● DATA SUPPLIED

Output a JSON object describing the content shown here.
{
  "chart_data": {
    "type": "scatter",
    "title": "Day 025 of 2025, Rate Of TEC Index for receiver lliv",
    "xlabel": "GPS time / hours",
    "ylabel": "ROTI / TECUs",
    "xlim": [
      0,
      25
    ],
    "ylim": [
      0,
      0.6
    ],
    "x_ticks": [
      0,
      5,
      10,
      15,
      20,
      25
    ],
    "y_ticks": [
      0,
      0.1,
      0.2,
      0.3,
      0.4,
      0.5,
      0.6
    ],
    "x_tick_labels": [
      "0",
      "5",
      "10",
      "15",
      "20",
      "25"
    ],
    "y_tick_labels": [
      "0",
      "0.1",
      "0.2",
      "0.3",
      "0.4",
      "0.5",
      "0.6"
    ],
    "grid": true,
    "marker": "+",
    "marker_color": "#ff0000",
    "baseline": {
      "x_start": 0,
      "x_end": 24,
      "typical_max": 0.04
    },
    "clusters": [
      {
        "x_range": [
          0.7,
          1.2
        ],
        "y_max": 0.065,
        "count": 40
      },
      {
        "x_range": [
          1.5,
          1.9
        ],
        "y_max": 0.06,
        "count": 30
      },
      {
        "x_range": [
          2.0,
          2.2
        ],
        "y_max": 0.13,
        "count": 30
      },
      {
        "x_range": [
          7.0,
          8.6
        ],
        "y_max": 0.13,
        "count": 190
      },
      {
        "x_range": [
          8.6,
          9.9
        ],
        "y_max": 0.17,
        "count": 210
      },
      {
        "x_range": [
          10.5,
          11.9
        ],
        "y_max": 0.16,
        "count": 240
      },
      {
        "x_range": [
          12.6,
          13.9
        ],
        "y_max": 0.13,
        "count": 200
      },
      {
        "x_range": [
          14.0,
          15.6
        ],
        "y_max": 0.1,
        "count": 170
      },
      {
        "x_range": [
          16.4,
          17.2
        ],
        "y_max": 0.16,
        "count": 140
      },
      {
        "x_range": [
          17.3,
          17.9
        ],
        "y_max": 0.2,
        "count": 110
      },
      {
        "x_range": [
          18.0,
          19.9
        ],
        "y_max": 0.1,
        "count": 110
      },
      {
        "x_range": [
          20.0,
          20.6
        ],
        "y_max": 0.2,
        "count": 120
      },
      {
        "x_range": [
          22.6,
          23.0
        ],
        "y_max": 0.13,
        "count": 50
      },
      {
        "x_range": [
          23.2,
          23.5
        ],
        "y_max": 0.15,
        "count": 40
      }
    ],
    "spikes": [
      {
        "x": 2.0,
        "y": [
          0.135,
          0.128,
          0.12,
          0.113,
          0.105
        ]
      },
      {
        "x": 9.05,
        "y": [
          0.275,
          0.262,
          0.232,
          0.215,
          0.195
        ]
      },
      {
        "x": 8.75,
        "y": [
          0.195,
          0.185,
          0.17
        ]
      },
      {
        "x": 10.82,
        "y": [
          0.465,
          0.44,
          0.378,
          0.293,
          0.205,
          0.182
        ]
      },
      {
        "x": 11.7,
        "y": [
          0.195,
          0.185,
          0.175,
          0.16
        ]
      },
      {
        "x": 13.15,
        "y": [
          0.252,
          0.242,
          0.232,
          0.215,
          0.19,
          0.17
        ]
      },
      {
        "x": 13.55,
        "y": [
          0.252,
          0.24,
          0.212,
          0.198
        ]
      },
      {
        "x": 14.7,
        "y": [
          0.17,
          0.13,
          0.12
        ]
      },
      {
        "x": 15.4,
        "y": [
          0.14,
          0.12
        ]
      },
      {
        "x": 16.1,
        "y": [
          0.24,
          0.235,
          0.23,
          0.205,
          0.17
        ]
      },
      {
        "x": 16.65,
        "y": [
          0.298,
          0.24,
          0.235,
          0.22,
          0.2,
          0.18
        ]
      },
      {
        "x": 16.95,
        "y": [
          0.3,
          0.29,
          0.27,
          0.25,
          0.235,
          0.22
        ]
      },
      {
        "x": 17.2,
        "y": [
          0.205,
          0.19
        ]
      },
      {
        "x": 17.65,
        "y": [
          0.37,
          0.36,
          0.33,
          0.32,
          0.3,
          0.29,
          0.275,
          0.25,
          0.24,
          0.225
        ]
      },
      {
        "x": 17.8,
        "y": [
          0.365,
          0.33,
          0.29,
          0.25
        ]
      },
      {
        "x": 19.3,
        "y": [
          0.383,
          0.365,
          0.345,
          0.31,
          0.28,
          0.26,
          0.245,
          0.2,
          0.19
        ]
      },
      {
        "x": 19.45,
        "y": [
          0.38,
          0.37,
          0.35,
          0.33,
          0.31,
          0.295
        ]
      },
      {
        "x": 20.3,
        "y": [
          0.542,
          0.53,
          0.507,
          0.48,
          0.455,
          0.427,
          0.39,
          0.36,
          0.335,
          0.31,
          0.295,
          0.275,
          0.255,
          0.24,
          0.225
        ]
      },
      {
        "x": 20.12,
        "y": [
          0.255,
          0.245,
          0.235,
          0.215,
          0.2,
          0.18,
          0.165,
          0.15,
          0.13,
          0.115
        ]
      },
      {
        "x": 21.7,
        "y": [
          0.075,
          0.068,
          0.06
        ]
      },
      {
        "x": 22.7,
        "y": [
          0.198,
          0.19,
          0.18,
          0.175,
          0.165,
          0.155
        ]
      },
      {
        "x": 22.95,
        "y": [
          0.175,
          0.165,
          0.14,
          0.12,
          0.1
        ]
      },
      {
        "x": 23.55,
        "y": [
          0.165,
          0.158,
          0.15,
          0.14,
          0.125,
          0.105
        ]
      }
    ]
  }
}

● BRIEF
Copy the records above exactly as they appear.

● FINAL RESULT
Output a JSON object describing the content shown here.
{
  "chart_data": {
    "type": "scatter",
    "title": "Day 025 of 2025, Rate Of TEC Index for receiver lliv",
    "xlabel": "GPS time / hours",
    "ylabel": "ROTI / TECUs",
    "xlim": [
      0,
      25
    ],
    "ylim": [
      0,
      0.6
    ],
    "x_ticks": [
      0,
      5,
      10,
      15,
      20,
      25
    ],
    "y_ticks": [
      0,
      0.1,
      0.2,
      0.3,
      0.4,
      0.5,
      0.6
    ],
    "x_tick_labels": [
      "0",
      "5",
      "10",
      "15",
      "20",
      "25"
    ],
    "y_tick_labels": [
      "0",
      "0.1",
      "0.2",
      "0.3",
      "0.4",
      "0.5",
      "0.6"
    ],
    "grid": true,
    "marker": "+",
    "marker_color": "#ff0000",
    "baseline": {
      "x_start": 0,
      "x_end": 24,
      "typical_max": 0.04
    },
    "clusters": [
      {
        "x_range": [
          0.7,
          1.2
        ],
        "y_max": 0.065,
        "count": 40
      },
      {
        "x_range": [
          1.5,
          1.9
        ],
        "y_max": 0.06,
        "count": 30
      },
      {
        "x_range": [
          2.0,
          2.2
        ],
        "y_max": 0.13,
        "count": 30
      },
      {
        "x_range": [
          7.0,
          8.6
        ],
        "y_max": 0.13,
        "count": 190
      },
      {
        "x_range": [
          8.6,
          9.9
        ],
        "y_max": 0.17,
        "count": 210
      },
      {
        "x_range": [
          10.5,
          11.9
        ],
        "y_max": 0.16,
        "count": 240
      },
      {
        "x_range": [
          12.6,
          13.9
        ],
        "y_max": 0.13,
        "count": 200
      },
      {
        "x_range": [
          14.0,
          15.6
        ],
        "y_max": 0.1,
        "count": 170
      },
      {
        "x_range": [
          16.4,
          17.2
        ],
        "y_max": 0.16,
        "count": 140
      },
      {
        "x_range": [
          17.3,
          17.9
        ],
        "y_max": 0.2,
        "count": 110
      },
      {
        "x_range": [
          18.0,
          19.9
        ],
        "y_max": 0.1,
        "count": 110
      },
      {
        "x_range": [
          20.0,
          20.6
        ],
        "y_max": 0.2,
        "count": 120
      },
      {
        "x_range": [
          22.6,
          23.0
        ],
        "y_max": 0.13,
        "count": 50
      },
      {
        "x_range": [
          23.2,
          23.5
        ],
        "y_max": 0.15,
        "count": 40
      }
    ],
    "spikes": [
      {
        "x": 2.0,
        "y": [
          0.135,
          0.128,
          0.12,
          0.113,
          0.105
        ]
      },
      {
        "x": 9.05,
        "y": [
          0.275,
          0.262,
          0.232,
          0.215,
          0.195
        ]
      },
      {
        "x": 8.75,
        "y": [
          0.195,
          0.185,
          0.17
        ]
      },
      {
        "x": 10.82,
        "y": [
          0.465,
          0.44,
          0.378,
          0.293,
          0.205,
          0.182
        ]
      },
      {
        "x": 11.7,
        "y": [
          0.195,
          0.185,
          0.175,
          0.16
        ]
      },
      {
        "x": 13.15,
        "y": [
          0.252,
          0.242,
          0.232,
          0.215,
          0.19,
          0.17
        ]
      },
      {
        "x": 13.55,
        "y": [
          0.252,
          0.24,
          0.212,
          0.198
        ]
      },
      {
        "x": 14.7,
        "y": [
          0.17,
          0.13,
          0.12
        ]
      },
      {
        "x": 15.4,
        "y": [
          0.14,
          0.12
        ]
      },
      {
        "x": 16.1,
        "y": [
          0.24,
          0.235,
          0.23,
          0.205,
          0.17
        ]
      },
      {
        "x": 16.65,
        "y": [
          0.298,
          0.24,
          0.235,
          0.22,
          0.2,
          0.18
        ]
      },
      {
        "x": 16.95,
        "y": [
          0.3,
          0.29,
          0.27,
          0.25,
          0.235,
          0.22
        ]
      },
      {
        "x": 17.2,
        "y": [
          0.205,
          0.19
        ]
      },
      {
        "x": 17.65,
        "y": [
          0.37,
          0.36,
          0.33,
          0.32,
          0.3,
          0.29,
          0.275,
          0.25,
          0.24,
          0.225
        ]
      },
      {
        "x": 17.8,
        "y": [
          0.365,
          0.33,
          0.29,
          0.25
        ]
      },
      {
        "x": 19.3,
        "y": [
          0.383,
          0.365,
          0.345,
          0.31,
          0.28,
          0.26,
          0.245,
          0.2,
          0.19
        ]
      },
      {
        "x": 19.45,
        "y": [
          0.38,
          0.37,
          0.35,
          0.33,
          0.31,
          0.295
        ]
      },
      {
        "x": 20.3,
        "y": [
          0.542,
          0.53,
          0.507,
          0.48,
          0.455,
          0.427,
          0.39,
          0.36,
          0.335,
          0.31,
          0.295,
          0.275,
          0.255,
          0.24,
          0.225
        ]
      },
      {
        "x": 20.12,
        "y": [
          0.255,
          0.245,
          0.235,
          0.215,
          0.2,
          0.18,
          0.165,
          0.15,
          0.13,
          0.115
        ]
      },
      {
        "x": 21.7,
        "y": [
          0.075,
          0.068,
          0.06
        ]
      },
      {
        "x": 22.7,
        "y": [
          0.198,
          0.19,
          0.18,
          0.175,
          0.165,
          0.155
        ]
      },
      {
        "x": 22.95,
        "y": [
          0.175,
          0.165,
          0.14,
          0.12,
          0.1
        ]
      },
      {
        "x": 23.55,
        "y": [
          0.165,
          0.158,
          0.15,
          0.14,
          0.125,
          0.105
        ]
      }
    ]
  }
}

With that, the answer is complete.